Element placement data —
=-=-=

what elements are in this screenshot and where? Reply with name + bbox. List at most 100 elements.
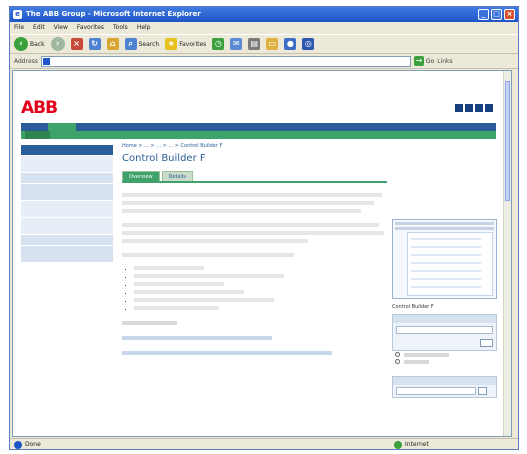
star-icon: ★ <box>165 38 178 50</box>
abb-logo[interactable]: ABB <box>21 98 58 118</box>
minimize-button[interactable]: _ <box>478 9 489 20</box>
ie-icon: e <box>13 10 22 19</box>
list-item <box>134 289 387 297</box>
search-input[interactable] <box>396 326 493 334</box>
menu-favorites[interactable]: Favorites <box>77 22 104 34</box>
top-nav-item[interactable] <box>159 123 175 131</box>
folder-icon: ▭ <box>266 38 279 50</box>
select-go-button[interactable] <box>478 387 488 395</box>
top-nav-item-active[interactable] <box>47 123 76 131</box>
globe-icon <box>394 440 402 449</box>
top-nav-item[interactable] <box>25 123 44 131</box>
print-button[interactable]: ▤ <box>248 38 261 50</box>
utility-icon[interactable] <box>455 104 463 112</box>
utility-icon[interactable] <box>485 104 493 112</box>
sidebar-item[interactable] <box>21 235 113 246</box>
sub-nav-item[interactable] <box>112 131 140 139</box>
search-submit-button[interactable] <box>480 339 493 347</box>
text-line <box>122 201 374 205</box>
address-input[interactable] <box>40 55 411 67</box>
screenshot-row <box>411 262 481 264</box>
back-label: Back <box>30 40 45 48</box>
sub-nav-item[interactable] <box>166 131 188 139</box>
sidebar-item[interactable] <box>21 246 113 263</box>
radio-button[interactable] <box>395 359 400 364</box>
intro-paragraph <box>122 193 387 213</box>
research-button[interactable]: ◎ <box>302 38 315 50</box>
scope-option[interactable] <box>392 358 497 365</box>
sidebar-heading[interactable] <box>21 145 113 156</box>
sub-nav-item-active[interactable] <box>25 131 51 139</box>
select-row <box>393 385 496 397</box>
text-line <box>122 239 308 243</box>
sub-nav-item[interactable] <box>145 131 162 139</box>
select-box <box>392 376 497 398</box>
utility-icon[interactable] <box>465 104 473 112</box>
tab-overview[interactable]: Overview <box>122 171 160 181</box>
close-button[interactable]: × <box>504 9 515 20</box>
mail-button[interactable]: ✉ <box>230 38 243 50</box>
back-button[interactable]: ‹ Back <box>14 37 45 51</box>
page-icon <box>42 57 50 65</box>
discuss-button[interactable]: ● <box>284 38 297 50</box>
text-line <box>122 253 295 257</box>
page-title: Control Builder F <box>122 153 206 164</box>
content-tabs: Overview Details <box>122 171 387 183</box>
tab-details[interactable]: Details <box>161 171 193 181</box>
text-line <box>122 209 361 213</box>
home-icon: ⌂ <box>106 38 119 50</box>
radio-button[interactable] <box>395 352 400 357</box>
list-item <box>134 273 387 281</box>
go-button[interactable]: → Go <box>413 56 435 66</box>
search-scope <box>392 351 497 365</box>
utility-icon[interactable] <box>475 104 483 112</box>
scope-option[interactable] <box>392 351 497 358</box>
zone-label: Internet <box>405 441 429 448</box>
page-viewport: ABB Home > ... > ... > ... > Control Bui… <box>12 70 512 437</box>
sidebar-item[interactable] <box>21 184 113 201</box>
forward-button[interactable]: › <box>50 37 65 51</box>
sidebar-item[interactable] <box>21 156 113 173</box>
list-item <box>134 297 387 305</box>
list-item <box>134 265 387 273</box>
maximize-button[interactable]: □ <box>491 9 502 20</box>
text-line <box>122 223 380 227</box>
top-nav-item[interactable] <box>179 123 204 131</box>
search-button[interactable]: ⌕ Search <box>124 38 159 50</box>
top-navigation <box>21 123 496 131</box>
mail-icon: ✉ <box>230 38 243 50</box>
links-label[interactable]: Links <box>437 58 452 65</box>
menu-tools[interactable]: Tools <box>113 22 128 34</box>
favorites-button[interactable]: ★ Favorites <box>165 38 206 50</box>
main-content: Home > ... > ... > ... > Control Builder… <box>122 143 387 357</box>
menu-edit[interactable]: Edit <box>33 22 45 34</box>
go-label: Go <box>425 57 435 65</box>
sub-nav-item[interactable] <box>83 131 108 139</box>
top-nav-item[interactable] <box>80 123 102 131</box>
breadcrumb[interactable]: Home > ... > ... > ... > Control Builder… <box>122 143 387 149</box>
sidebar-item[interactable] <box>21 218 113 235</box>
vertical-scrollbar[interactable] <box>503 71 511 436</box>
edit-button[interactable]: ▭ <box>266 38 279 50</box>
list-item <box>134 305 387 313</box>
sub-nav-item[interactable] <box>54 131 79 139</box>
related-link[interactable] <box>122 336 387 342</box>
menu-view[interactable]: View <box>54 22 68 34</box>
menu-file[interactable]: File <box>14 22 24 34</box>
history-button[interactable]: ◷ <box>212 38 225 50</box>
sidebar-item[interactable] <box>21 201 113 218</box>
refresh-button[interactable]: ↻ <box>88 38 101 50</box>
screenshot-caption: Control Builder F <box>392 304 434 310</box>
home-button[interactable]: ⌂ <box>106 38 119 50</box>
related-link[interactable] <box>122 351 387 357</box>
product-screenshot[interactable] <box>392 219 497 299</box>
menu-help[interactable]: Help <box>137 22 151 34</box>
top-nav-item[interactable] <box>135 123 155 131</box>
country-select[interactable] <box>396 387 476 395</box>
stop-button[interactable]: × <box>70 38 83 50</box>
sidebar-item[interactable] <box>21 173 113 184</box>
scrollbar-thumb[interactable] <box>505 81 510 201</box>
top-nav-item[interactable] <box>106 123 131 131</box>
status-bar: Done Internet <box>10 438 518 450</box>
search-box-header <box>393 315 496 323</box>
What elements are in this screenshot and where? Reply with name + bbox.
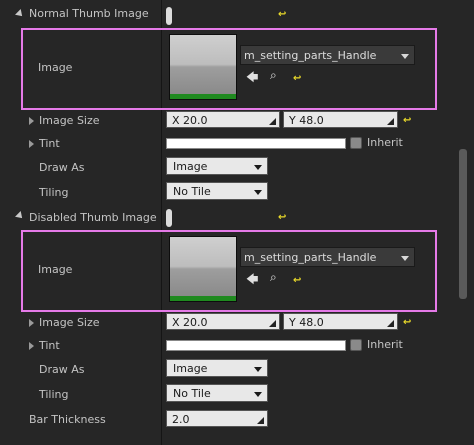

=-=-=

WHAT YOU NEED TO DO —
Recast every line of the rows above as a Markdown table with the columns Number and Row text, skipping blank lines. Leave the pictures out of your answer.

RESPONSE —
| Number | Row text |
|---|---|
| 1 | what elements are in this screenshot and where? Reply with name + bbox. List at most 100 elements. |
| 2 | star-icon: ★ <box>165 38 178 50</box> |
| 3 | abb-logo[interactable]: ABB <box>21 98 58 118</box> |
| 4 | minimize-button[interactable]: _ <box>478 9 489 20</box> |
| 5 | ie-icon: e <box>13 10 22 19</box> |
| 6 | list-item <box>134 289 387 297</box> |
| 7 | search-input[interactable] <box>396 326 493 334</box> |
| 8 | menu-favorites[interactable]: Favorites <box>77 22 104 34</box> |
| 9 | top-nav-item[interactable] <box>159 123 175 131</box> |
| 10 | folder-icon: ▭ <box>266 38 279 50</box> |
| 11 | select-go-button[interactable] <box>478 387 488 395</box> |
| 12 | top-nav-item-active[interactable] <box>47 123 76 131</box> |
| 13 | globe-icon <box>394 440 402 449</box> |
| 14 | top-nav-item[interactable] <box>25 123 44 131</box> |
| 15 | print-button[interactable]: ▤ <box>248 38 261 50</box> |
| 16 | utility-icon[interactable] <box>455 104 463 112</box> |
| 17 | utility-icon[interactable] <box>485 104 493 112</box> |
| 18 | sidebar-item[interactable] <box>21 235 113 246</box> |
| 19 | sub-nav-item[interactable] <box>112 131 140 139</box> |
| 20 | search-submit-button[interactable] <box>480 339 493 347</box> |
| 21 | text-line <box>122 201 374 205</box> |
| 22 | address-input[interactable] <box>40 55 411 67</box> |
| 23 | screenshot-row <box>411 262 481 264</box> |
| 24 | back-label: Back <box>30 40 45 48</box> |
| 25 | sub-nav-item[interactable] <box>166 131 188 139</box> |
| 26 | sidebar-item[interactable] <box>21 246 113 263</box> |
| 27 | radio-button[interactable] <box>395 359 400 364</box> |
| 28 | intro-paragraph <box>122 193 387 213</box> |
| 29 | research-button[interactable]: ◎ <box>302 38 315 50</box> |
| 30 | scope-option[interactable] <box>392 358 497 365</box> |
| 31 | sidebar-heading[interactable] <box>21 145 113 156</box> |
| 32 | sub-nav-item-active[interactable] <box>25 131 51 139</box> |
| 33 | select-row <box>393 385 496 397</box> |
| 34 | text-line <box>122 239 308 243</box> |
| 35 | sub-nav-item[interactable] <box>145 131 162 139</box> |
| 36 | select-box <box>392 376 497 398</box> |
| 37 | utility-icon[interactable] <box>465 104 473 112</box> |
| 38 | tab-overview[interactable]: Overview <box>122 171 160 181</box> |
| 39 | close-button[interactable]: × <box>504 9 515 20</box> |
| 40 | mail-button[interactable]: ✉ <box>230 38 243 50</box> |
| 41 | back-button[interactable]: ‹ Back <box>14 37 45 51</box> |
| 42 | page-icon <box>42 57 50 65</box> |
| 43 | discuss-button[interactable]: ● <box>284 38 297 50</box> |
| 44 | text-line <box>122 253 295 257</box> |
| 45 | page-title: Control Builder F <box>122 153 206 164</box> |
| 46 | content-tabs: Overview Details <box>122 171 387 183</box> |
| 47 | tab-details[interactable]: Details <box>161 171 193 181</box> |
| 48 | text-line <box>122 209 361 213</box> |
| 49 | home-icon: ⌂ <box>106 38 119 50</box> |
| 50 | radio-button[interactable] <box>395 352 400 357</box> |
| 51 | list-item <box>134 273 387 281</box> |
| 52 | go-button[interactable]: → Go <box>413 56 435 66</box> |
| 53 | search-scope <box>392 351 497 365</box> |
| 54 | utility-icon[interactable] <box>475 104 483 112</box> |
| 55 | scope-option[interactable] <box>392 351 497 358</box> |
| 56 | zone-label: Internet <box>405 441 429 448</box> |
| 57 | page-viewport: ABB Home > ... > ... > ... > Control Bui… <box>12 70 512 437</box> |
| 58 | sidebar-item[interactable] <box>21 184 113 201</box> |
| 59 | forward-button[interactable]: › <box>50 37 65 51</box> |
| 60 | sidebar-item[interactable] <box>21 156 113 173</box> |
| 61 | list-item <box>134 297 387 305</box> |
| 62 | list-item <box>134 265 387 273</box> |
| 63 | maximize-button[interactable]: □ <box>491 9 502 20</box> |
| 64 | text-line <box>122 223 380 227</box> |
| 65 | top-nav-item[interactable] <box>179 123 204 131</box> |
| 66 | search-button[interactable]: ⌕ Search <box>124 38 159 50</box> |
| 67 | top-navigation <box>21 123 496 131</box> |
| 68 | mail-icon: ✉ <box>230 38 243 50</box> |
| 69 | links-label[interactable]: Links <box>437 58 452 65</box> |
| 70 | menu-tools[interactable]: Tools <box>113 22 128 34</box> |
| 71 | favorites-button[interactable]: ★ Favorites <box>165 38 206 50</box> |
| 72 | main-content: Home > ... > ... > ... > Control Builder… <box>122 143 387 357</box> |
| 73 | menu-edit[interactable]: Edit <box>33 22 45 34</box> |
| 74 | go-label: Go <box>425 57 435 65</box> |
| 75 | sub-nav-item[interactable] <box>83 131 108 139</box> |
| 76 | top-nav-item[interactable] <box>80 123 102 131</box> |
| 77 | breadcrumb[interactable]: Home > ... > ... > ... > Control Builder… <box>122 143 387 149</box> |
| 78 | sidebar-item[interactable] <box>21 218 113 235</box> |
| 79 | vertical-scrollbar[interactable] <box>503 71 511 436</box> |
| 80 | edit-button[interactable]: ▭ <box>266 38 279 50</box> |
| 81 | list-item <box>134 305 387 313</box> |
| 82 | sub-nav-item[interactable] <box>54 131 79 139</box> |
| 83 | related-link[interactable] <box>122 336 387 342</box> |
| 84 | menu-view[interactable]: View <box>54 22 68 34</box> |
| 85 | menu-file[interactable]: File <box>14 22 24 34</box> |
| 86 | history-button[interactable]: ◷ <box>212 38 225 50</box> |
| 87 | sidebar-item[interactable] <box>21 201 113 218</box> |
| 88 | refresh-button[interactable]: ↻ <box>88 38 101 50</box> |
| 89 | screenshot-caption: Control Builder F <box>392 304 434 310</box> |
| 90 | home-button[interactable]: ⌂ <box>106 38 119 50</box> |
| 91 | related-link[interactable] <box>122 351 387 357</box> |
| 92 | product-screenshot[interactable] <box>392 219 497 299</box> |
| 93 | menu-help[interactable]: Help <box>137 22 151 34</box> |
| 94 | top-nav-item[interactable] <box>135 123 155 131</box> |
| 95 | country-select[interactable] <box>396 387 476 395</box> |
| 96 | stop-button[interactable]: × <box>70 38 83 50</box> |
| 97 | sidebar-item[interactable] <box>21 173 113 184</box> |
| 98 | scrollbar-thumb[interactable] <box>505 81 510 201</box> |
| 99 | top-nav-item[interactable] <box>106 123 131 131</box> |
| 100 | status-bar: Done Internet <box>10 438 518 450</box> |
| 101 | search-box-header <box>393 315 496 323</box> |
| 102 | What elements are in this screenshot and where? Reply with name + bbox. |